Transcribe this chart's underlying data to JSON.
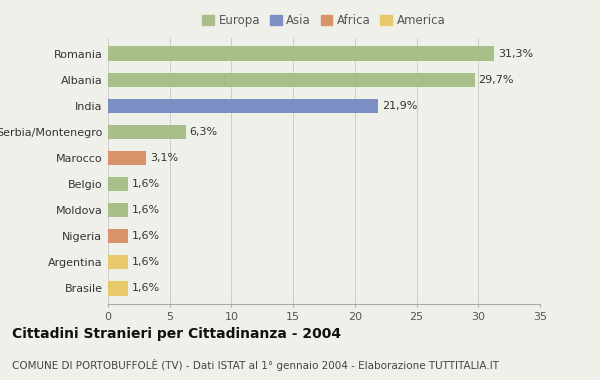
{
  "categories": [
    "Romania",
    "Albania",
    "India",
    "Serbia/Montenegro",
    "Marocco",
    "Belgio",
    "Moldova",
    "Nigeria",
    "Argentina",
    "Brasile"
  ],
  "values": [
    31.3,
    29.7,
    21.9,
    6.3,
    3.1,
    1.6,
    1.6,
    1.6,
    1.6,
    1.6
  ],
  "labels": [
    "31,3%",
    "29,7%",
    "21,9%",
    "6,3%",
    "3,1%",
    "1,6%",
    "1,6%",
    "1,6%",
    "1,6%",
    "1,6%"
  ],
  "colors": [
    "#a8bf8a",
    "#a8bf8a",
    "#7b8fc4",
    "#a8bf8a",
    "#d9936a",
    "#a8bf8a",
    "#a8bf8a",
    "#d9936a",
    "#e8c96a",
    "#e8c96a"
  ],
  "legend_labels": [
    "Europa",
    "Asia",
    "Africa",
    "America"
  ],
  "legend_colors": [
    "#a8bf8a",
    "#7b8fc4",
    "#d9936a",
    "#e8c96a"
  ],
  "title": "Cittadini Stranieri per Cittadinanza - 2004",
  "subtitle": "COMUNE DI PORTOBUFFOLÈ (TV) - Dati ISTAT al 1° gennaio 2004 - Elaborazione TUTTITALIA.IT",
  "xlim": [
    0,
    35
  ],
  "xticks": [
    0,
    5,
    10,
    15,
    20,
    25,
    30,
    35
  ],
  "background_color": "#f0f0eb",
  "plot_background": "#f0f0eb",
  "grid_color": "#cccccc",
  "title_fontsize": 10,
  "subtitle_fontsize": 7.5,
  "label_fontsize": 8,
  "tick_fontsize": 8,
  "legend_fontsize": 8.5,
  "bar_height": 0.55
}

Instructions for the task - Set the entries down again exactly. Do not include the images.

Exercise solution -
Transcribe this chart's underlying data to JSON.
{
  "categories": [
    "Romania",
    "Albania",
    "India",
    "Serbia/Montenegro",
    "Marocco",
    "Belgio",
    "Moldova",
    "Nigeria",
    "Argentina",
    "Brasile"
  ],
  "values": [
    31.3,
    29.7,
    21.9,
    6.3,
    3.1,
    1.6,
    1.6,
    1.6,
    1.6,
    1.6
  ],
  "labels": [
    "31,3%",
    "29,7%",
    "21,9%",
    "6,3%",
    "3,1%",
    "1,6%",
    "1,6%",
    "1,6%",
    "1,6%",
    "1,6%"
  ],
  "colors": [
    "#a8bf8a",
    "#a8bf8a",
    "#7b8fc4",
    "#a8bf8a",
    "#d9936a",
    "#a8bf8a",
    "#a8bf8a",
    "#d9936a",
    "#e8c96a",
    "#e8c96a"
  ],
  "legend_labels": [
    "Europa",
    "Asia",
    "Africa",
    "America"
  ],
  "legend_colors": [
    "#a8bf8a",
    "#7b8fc4",
    "#d9936a",
    "#e8c96a"
  ],
  "title": "Cittadini Stranieri per Cittadinanza - 2004",
  "subtitle": "COMUNE DI PORTOBUFFOLÈ (TV) - Dati ISTAT al 1° gennaio 2004 - Elaborazione TUTTITALIA.IT",
  "xlim": [
    0,
    35
  ],
  "xticks": [
    0,
    5,
    10,
    15,
    20,
    25,
    30,
    35
  ],
  "background_color": "#f0f0eb",
  "plot_background": "#f0f0eb",
  "grid_color": "#cccccc",
  "title_fontsize": 10,
  "subtitle_fontsize": 7.5,
  "label_fontsize": 8,
  "tick_fontsize": 8,
  "legend_fontsize": 8.5,
  "bar_height": 0.55
}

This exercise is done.